─── Data for analysis

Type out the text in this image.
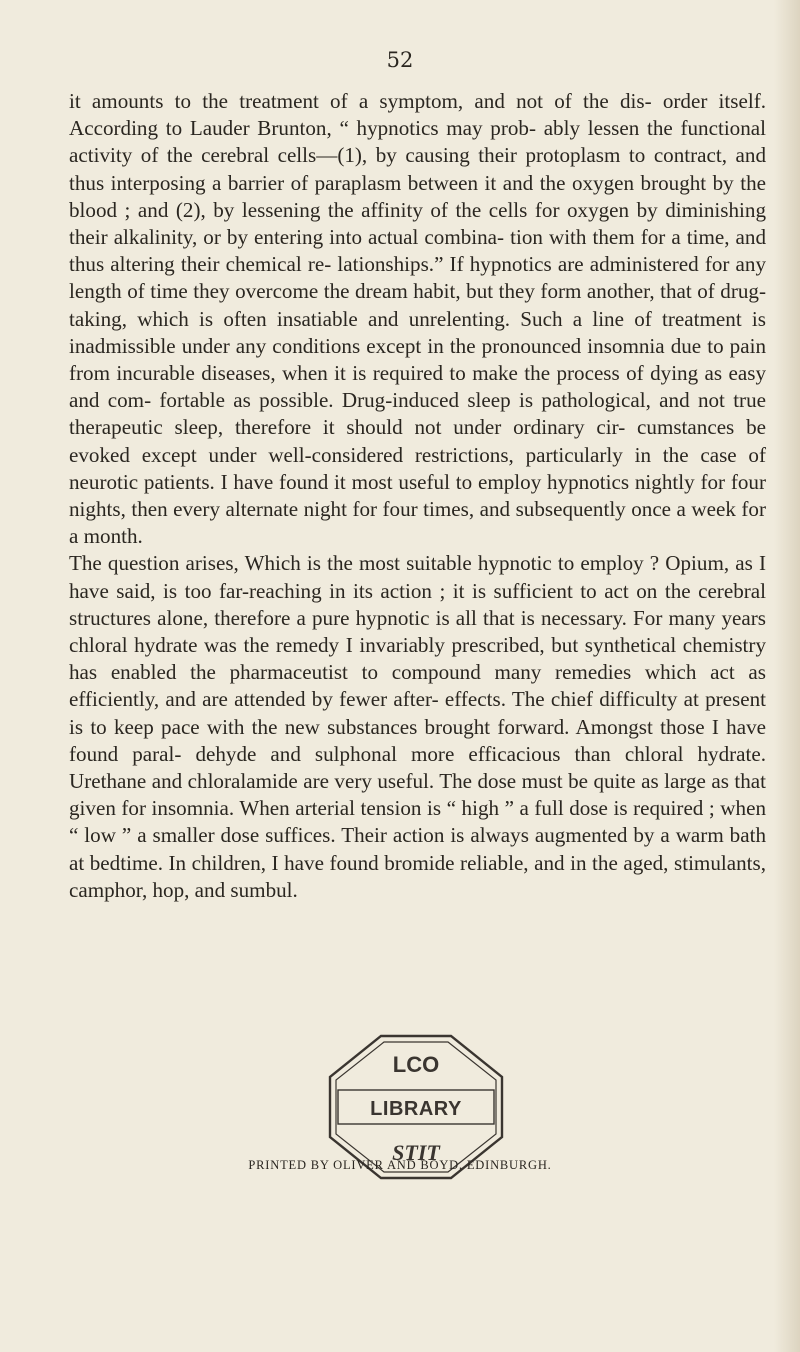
52

it amounts to the treatment of a symptom, and not of the dis- order itself. According to Lauder Brunton, “ hypnotics may prob- ably lessen the functional activity of the cerebral cells—(1), by causing their protoplasm to contract, and thus interposing a barrier of paraplasm between it and the oxygen brought by the blood ; and (2), by lessening the affinity of the cells for oxygen by diminishing their alkalinity, or by entering into actual combina- tion with them for a time, and thus altering their chemical re- lationships.” If hypnotics are administered for any length of time they overcome the dream habit, but they form another, that of drug-taking, which is often insatiable and unrelenting. Such a line of treatment is inadmissible under any conditions except in the pronounced insomnia due to pain from incurable diseases, when it is required to make the process of dying as easy and com- fortable as possible. Drug-induced sleep is pathological, and not true therapeutic sleep, therefore it should not under ordinary cir- cumstances be evoked except under well-considered restrictions, particularly in the case of neurotic patients. I have found it most useful to employ hypnotics nightly for four nights, then every alternate night for four times, and subsequently once a week for a month.

The question arises, Which is the most suitable hypnotic to employ ? Opium, as I have said, is too far-reaching in its action ; it is sufficient to act on the cerebral structures alone, therefore a pure hypnotic is all that is necessary. For many years chloral hydrate was the remedy I invariably prescribed, but synthetical chemistry has enabled the pharmaceutist to compound many remedies which act as efficiently, and are attended by fewer after- effects. The chief difficulty at present is to keep pace with the new substances brought forward. Amongst those I have found paral- dehyde and sulphonal more efficacious than chloral hydrate. Urethane and chloralamide are very useful. The dose must be quite as large as that given for insomnia. When arterial tension is “ high ” a full dose is required ; when “ low ” a smaller dose suffices. Their action is always augmented by a warm bath at bedtime. In children, I have found bromide reliable, and in the aged, stimulants, camphor, hop, and sumbul.

LCO
LIBRARY
STIT
PRINTED BY OLIVER AND BOYD, EDINBURGH.
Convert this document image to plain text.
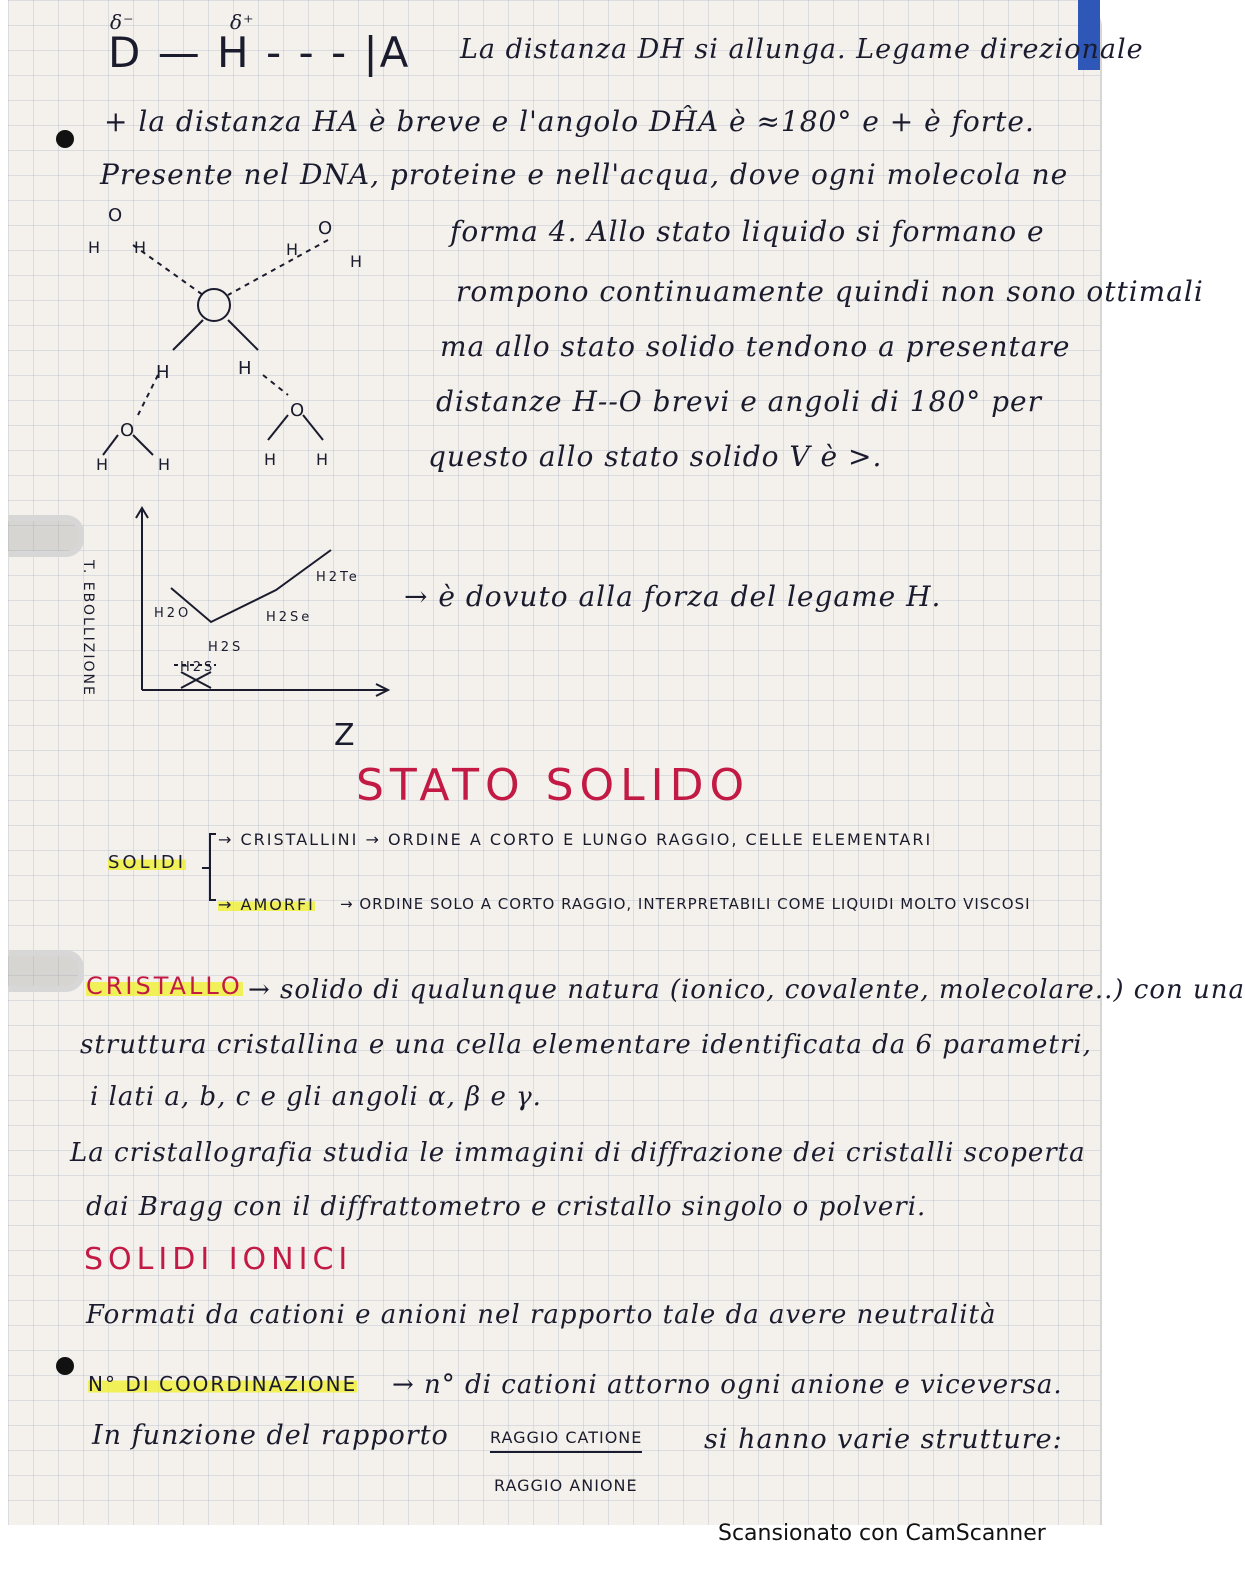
δ⁻	δ⁺
D — H - - - |A La distanza DH si allunga. Legame direzionale
+ la distanza HA è breve e l'angolo DĤA è ≈180° e + è forte.
Presente nel DNA, proteine e nell'acqua, dove ogni molecola ne
forma 4. Allo stato liquido si formano e
rompono continuamente quindi non sono ottimali
ma allo stato solido tendono a presentare
distanze H--O brevi e angoli di 180° per
questo allo stato solido V è >.
O
H H
O
H
H
H	H
O
H	H
O
H H
T. EBOLLIZIONE	H2O
H2S
H2Se
H2Te
H2S
Z
→ è dovuto alla forza del legame H.
STATO SOLIDO
SOLIDI
→ CRISTALLINI → ORDINE A CORTO E LUNGO RAGGIO, CELLE ELEMENTARI
→ AMORFI → ORDINE SOLO A CORTO RAGGIO, INTERPRETABILI COME LIQUIDI MOLTO VISCOSI
CRISTALLO → solido di qualunque natura (ionico, covalente, molecolare..) con una
struttura cristallina e una cella elementare identificata da 6 parametri,
i lati a, b, c e gli angoli α, β e γ.
La cristallografia studia le immagini di diffrazione dei cristalli scoperta
dai Bragg con il diffrattometro e cristallo singolo o polveri.
SOLIDI IONICI
Formati da cationi e anioni nel rapporto tale da avere neutralità
N° DI COORDINAZIONE → n° di cationi attorno ogni anione e viceversa.
In funzione del rapporto	RAGGIO CATIONE
RAGGIO ANIONE
si hanno varie strutture:
Scansionato con CamScanner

──────

• Work task
Exact copies of all the entries, without any pictures, are what the answer must contain.

• Answer to the exercise
Type out the text in this image.
52

it amounts to the treatment of a symptom, and not of the dis- order itself. According to Lauder Brunton, “ hypnotics may prob- ably lessen the functional activity of the cerebral cells—(1), by causing their protoplasm to contract, and thus interposing a barrier of paraplasm between it and the oxygen brought by the blood ; and (2), by lessening the affinity of the cells for oxygen by diminishing their alkalinity, or by entering into actual combina- tion with them for a time, and thus altering their chemical re- lationships.” If hypnotics are administered for any length of time they overcome the dream habit, but they form another, that of drug-taking, which is often insatiable and unrelenting. Such a line of treatment is inadmissible under any conditions except in the pronounced insomnia due to pain from incurable diseases, when it is required to make the process of dying as easy and com- fortable as possible. Drug-induced sleep is pathological, and not true therapeutic sleep, therefore it should not under ordinary cir- cumstances be evoked except under well-considered restrictions, particularly in the case of neurotic patients. I have found it most useful to employ hypnotics nightly for four nights, then every alternate night for four times, and subsequently once a week for a month.

The question arises, Which is the most suitable hypnotic to employ ? Opium, as I have said, is too far-reaching in its action ; it is sufficient to act on the cerebral structures alone, therefore a pure hypnotic is all that is necessary. For many years chloral hydrate was the remedy I invariably prescribed, but synthetical chemistry has enabled the pharmaceutist to compound many remedies which act as efficiently, and are attended by fewer after- effects. The chief difficulty at present is to keep pace with the new substances brought forward. Amongst those I have found paral- dehyde and sulphonal more efficacious than chloral hydrate. Urethane and chloralamide are very useful. The dose must be quite as large as that given for insomnia. When arterial tension is “ high ” a full dose is required ; when “ low ” a smaller dose suffices. Their action is always augmented by a warm bath at bedtime. In children, I have found bromide reliable, and in the aged, stimulants, camphor, hop, and sumbul.

LCO
LIBRARY
STIT
PRINTED BY OLIVER AND BOYD, EDINBURGH.
Convert this document image to plain text.
δ⁻	δ⁺
D — H - - - |A La distanza DH si allunga. Legame direzionale
+ la distanza HA è breve e l'angolo DĤA è ≈180° e + è forte.
Presente nel DNA, proteine e nell'acqua, dove ogni molecola ne
forma 4. Allo stato liquido si formano e
rompono continuamente quindi non sono ottimali
ma allo stato solido tendono a presentare
distanze H--O brevi e angoli di 180° per
questo allo stato solido V è >.
O
H H
O
H
H
H	H
O
H	H
O
H H
T. EBOLLIZIONE	H2O
H2S
H2Se
H2Te
H2S
Z
→ è dovuto alla forza del legame H.
STATO SOLIDO
SOLIDI
→ CRISTALLINI → ORDINE A CORTO E LUNGO RAGGIO, CELLE ELEMENTARI
→ AMORFI → ORDINE SOLO A CORTO RAGGIO, INTERPRETABILI COME LIQUIDI MOLTO VISCOSI
CRISTALLO → solido di qualunque natura (ionico, covalente, molecolare..) con una
struttura cristallina e una cella elementare identificata da 6 parametri,
i lati a, b, c e gli angoli α, β e γ.
La cristallografia studia le immagini di diffrazione dei cristalli scoperta
dai Bragg con il diffrattometro e cristallo singolo o polveri.
SOLIDI IONICI
Formati da cationi e anioni nel rapporto tale da avere neutralità
N° DI COORDINAZIONE → n° di cationi attorno ogni anione e viceversa.
In funzione del rapporto	RAGGIO CATIONE
RAGGIO ANIONE
si hanno varie strutture:
Scansionato con CamScanner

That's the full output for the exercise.